Take the material below and write it all out again exactly.

## start Data for this task

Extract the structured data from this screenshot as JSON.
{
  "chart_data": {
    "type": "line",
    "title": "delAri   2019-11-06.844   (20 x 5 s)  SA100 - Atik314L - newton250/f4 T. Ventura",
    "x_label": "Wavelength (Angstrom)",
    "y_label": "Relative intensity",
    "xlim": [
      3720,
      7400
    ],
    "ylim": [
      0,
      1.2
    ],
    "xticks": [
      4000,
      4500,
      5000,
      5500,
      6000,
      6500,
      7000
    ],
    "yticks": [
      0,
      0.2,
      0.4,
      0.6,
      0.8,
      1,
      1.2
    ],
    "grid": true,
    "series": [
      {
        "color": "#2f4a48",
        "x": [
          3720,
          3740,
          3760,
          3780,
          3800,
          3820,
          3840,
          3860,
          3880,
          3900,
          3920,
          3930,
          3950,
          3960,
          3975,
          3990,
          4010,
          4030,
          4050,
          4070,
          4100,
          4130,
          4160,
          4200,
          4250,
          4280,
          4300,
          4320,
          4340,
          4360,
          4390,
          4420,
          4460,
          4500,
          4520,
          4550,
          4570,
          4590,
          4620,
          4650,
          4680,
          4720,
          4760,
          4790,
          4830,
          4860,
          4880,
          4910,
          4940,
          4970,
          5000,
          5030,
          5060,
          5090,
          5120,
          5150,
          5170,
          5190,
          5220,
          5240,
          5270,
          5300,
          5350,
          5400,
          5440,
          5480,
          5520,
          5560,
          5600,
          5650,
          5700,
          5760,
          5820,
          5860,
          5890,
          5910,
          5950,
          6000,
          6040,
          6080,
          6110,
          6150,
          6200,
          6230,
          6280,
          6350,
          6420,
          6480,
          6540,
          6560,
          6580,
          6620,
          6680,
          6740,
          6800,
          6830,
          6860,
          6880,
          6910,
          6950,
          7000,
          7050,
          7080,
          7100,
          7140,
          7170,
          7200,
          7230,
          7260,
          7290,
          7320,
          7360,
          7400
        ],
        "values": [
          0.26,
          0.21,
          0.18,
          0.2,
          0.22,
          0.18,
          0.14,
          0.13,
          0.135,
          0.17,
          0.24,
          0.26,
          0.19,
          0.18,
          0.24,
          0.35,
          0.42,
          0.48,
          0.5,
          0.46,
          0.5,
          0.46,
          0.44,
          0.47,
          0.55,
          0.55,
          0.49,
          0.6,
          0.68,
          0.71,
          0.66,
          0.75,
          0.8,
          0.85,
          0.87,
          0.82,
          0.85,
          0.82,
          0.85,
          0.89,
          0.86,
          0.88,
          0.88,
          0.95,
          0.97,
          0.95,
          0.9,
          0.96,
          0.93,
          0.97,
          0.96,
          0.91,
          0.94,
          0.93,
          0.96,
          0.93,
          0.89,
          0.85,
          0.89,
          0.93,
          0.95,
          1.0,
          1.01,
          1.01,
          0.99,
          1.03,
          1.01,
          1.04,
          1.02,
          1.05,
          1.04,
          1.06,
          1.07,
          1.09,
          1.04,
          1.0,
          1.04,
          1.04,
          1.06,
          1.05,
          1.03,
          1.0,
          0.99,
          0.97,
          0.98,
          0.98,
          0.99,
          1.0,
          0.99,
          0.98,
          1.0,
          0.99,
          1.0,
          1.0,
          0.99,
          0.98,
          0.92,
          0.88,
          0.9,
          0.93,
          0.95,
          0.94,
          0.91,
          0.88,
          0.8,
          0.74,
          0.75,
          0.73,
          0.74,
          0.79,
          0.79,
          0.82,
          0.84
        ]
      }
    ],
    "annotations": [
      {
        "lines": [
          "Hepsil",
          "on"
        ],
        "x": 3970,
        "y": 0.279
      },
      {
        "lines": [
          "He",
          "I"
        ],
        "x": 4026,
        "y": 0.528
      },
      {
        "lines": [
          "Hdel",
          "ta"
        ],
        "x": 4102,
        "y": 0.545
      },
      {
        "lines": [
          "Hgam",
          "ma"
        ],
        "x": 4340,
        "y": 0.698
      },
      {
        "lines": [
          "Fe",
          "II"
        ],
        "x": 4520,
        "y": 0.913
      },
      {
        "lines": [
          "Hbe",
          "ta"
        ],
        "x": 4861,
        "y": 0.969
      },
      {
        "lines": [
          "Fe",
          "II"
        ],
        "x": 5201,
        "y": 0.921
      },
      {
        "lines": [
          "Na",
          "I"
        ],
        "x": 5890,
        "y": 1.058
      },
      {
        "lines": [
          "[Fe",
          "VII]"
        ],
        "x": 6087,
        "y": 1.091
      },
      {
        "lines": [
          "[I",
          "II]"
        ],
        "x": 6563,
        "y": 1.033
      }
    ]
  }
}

## end Data for this task

**Exercise answer**.
Extract the structured data from this screenshot as JSON.
{
  "chart_data": {
    "type": "line",
    "title": "delAri   2019-11-06.844   (20 x 5 s)  SA100 - Atik314L - newton250/f4 T. Ventura",
    "x_label": "Wavelength (Angstrom)",
    "y_label": "Relative intensity",
    "xlim": [
      3720,
      7400
    ],
    "ylim": [
      0,
      1.2
    ],
    "xticks": [
      4000,
      4500,
      5000,
      5500,
      6000,
      6500,
      7000
    ],
    "yticks": [
      0,
      0.2,
      0.4,
      0.6,
      0.8,
      1,
      1.2
    ],
    "grid": true,
    "series": [
      {
        "color": "#2f4a48",
        "x": [
          3720,
          3740,
          3760,
          3780,
          3800,
          3820,
          3840,
          3860,
          3880,
          3900,
          3920,
          3930,
          3950,
          3960,
          3975,
          3990,
          4010,
          4030,
          4050,
          4070,
          4100,
          4130,
          4160,
          4200,
          4250,
          4280,
          4300,
          4320,
          4340,
          4360,
          4390,
          4420,
          4460,
          4500,
          4520,
          4550,
          4570,
          4590,
          4620,
          4650,
          4680,
          4720,
          4760,
          4790,
          4830,
          4860,
          4880,
          4910,
          4940,
          4970,
          5000,
          5030,
          5060,
          5090,
          5120,
          5150,
          5170,
          5190,
          5220,
          5240,
          5270,
          5300,
          5350,
          5400,
          5440,
          5480,
          5520,
          5560,
          5600,
          5650,
          5700,
          5760,
          5820,
          5860,
          5890,
          5910,
          5950,
          6000,
          6040,
          6080,
          6110,
          6150,
          6200,
          6230,
          6280,
          6350,
          6420,
          6480,
          6540,
          6560,
          6580,
          6620,
          6680,
          6740,
          6800,
          6830,
          6860,
          6880,
          6910,
          6950,
          7000,
          7050,
          7080,
          7100,
          7140,
          7170,
          7200,
          7230,
          7260,
          7290,
          7320,
          7360,
          7400
        ],
        "values": [
          0.26,
          0.21,
          0.18,
          0.2,
          0.22,
          0.18,
          0.14,
          0.13,
          0.135,
          0.17,
          0.24,
          0.26,
          0.19,
          0.18,
          0.24,
          0.35,
          0.42,
          0.48,
          0.5,
          0.46,
          0.5,
          0.46,
          0.44,
          0.47,
          0.55,
          0.55,
          0.49,
          0.6,
          0.68,
          0.71,
          0.66,
          0.75,
          0.8,
          0.85,
          0.87,
          0.82,
          0.85,
          0.82,
          0.85,
          0.89,
          0.86,
          0.88,
          0.88,
          0.95,
          0.97,
          0.95,
          0.9,
          0.96,
          0.93,
          0.97,
          0.96,
          0.91,
          0.94,
          0.93,
          0.96,
          0.93,
          0.89,
          0.85,
          0.89,
          0.93,
          0.95,
          1.0,
          1.01,
          1.01,
          0.99,
          1.03,
          1.01,
          1.04,
          1.02,
          1.05,
          1.04,
          1.06,
          1.07,
          1.09,
          1.04,
          1.0,
          1.04,
          1.04,
          1.06,
          1.05,
          1.03,
          1.0,
          0.99,
          0.97,
          0.98,
          0.98,
          0.99,
          1.0,
          0.99,
          0.98,
          1.0,
          0.99,
          1.0,
          1.0,
          0.99,
          0.98,
          0.92,
          0.88,
          0.9,
          0.93,
          0.95,
          0.94,
          0.91,
          0.88,
          0.8,
          0.74,
          0.75,
          0.73,
          0.74,
          0.79,
          0.79,
          0.82,
          0.84
        ]
      }
    ],
    "annotations": [
      {
        "lines": [
          "Hepsil",
          "on"
        ],
        "x": 3970,
        "y": 0.279
      },
      {
        "lines": [
          "He",
          "I"
        ],
        "x": 4026,
        "y": 0.528
      },
      {
        "lines": [
          "Hdel",
          "ta"
        ],
        "x": 4102,
        "y": 0.545
      },
      {
        "lines": [
          "Hgam",
          "ma"
        ],
        "x": 4340,
        "y": 0.698
      },
      {
        "lines": [
          "Fe",
          "II"
        ],
        "x": 4520,
        "y": 0.913
      },
      {
        "lines": [
          "Hbe",
          "ta"
        ],
        "x": 4861,
        "y": 0.969
      },
      {
        "lines": [
          "Fe",
          "II"
        ],
        "x": 5201,
        "y": 0.921
      },
      {
        "lines": [
          "Na",
          "I"
        ],
        "x": 5890,
        "y": 1.058
      },
      {
        "lines": [
          "[Fe",
          "VII]"
        ],
        "x": 6087,
        "y": 1.091
      },
      {
        "lines": [
          "[I",
          "II]"
        ],
        "x": 6563,
        "y": 1.033
      }
    ]
  }
}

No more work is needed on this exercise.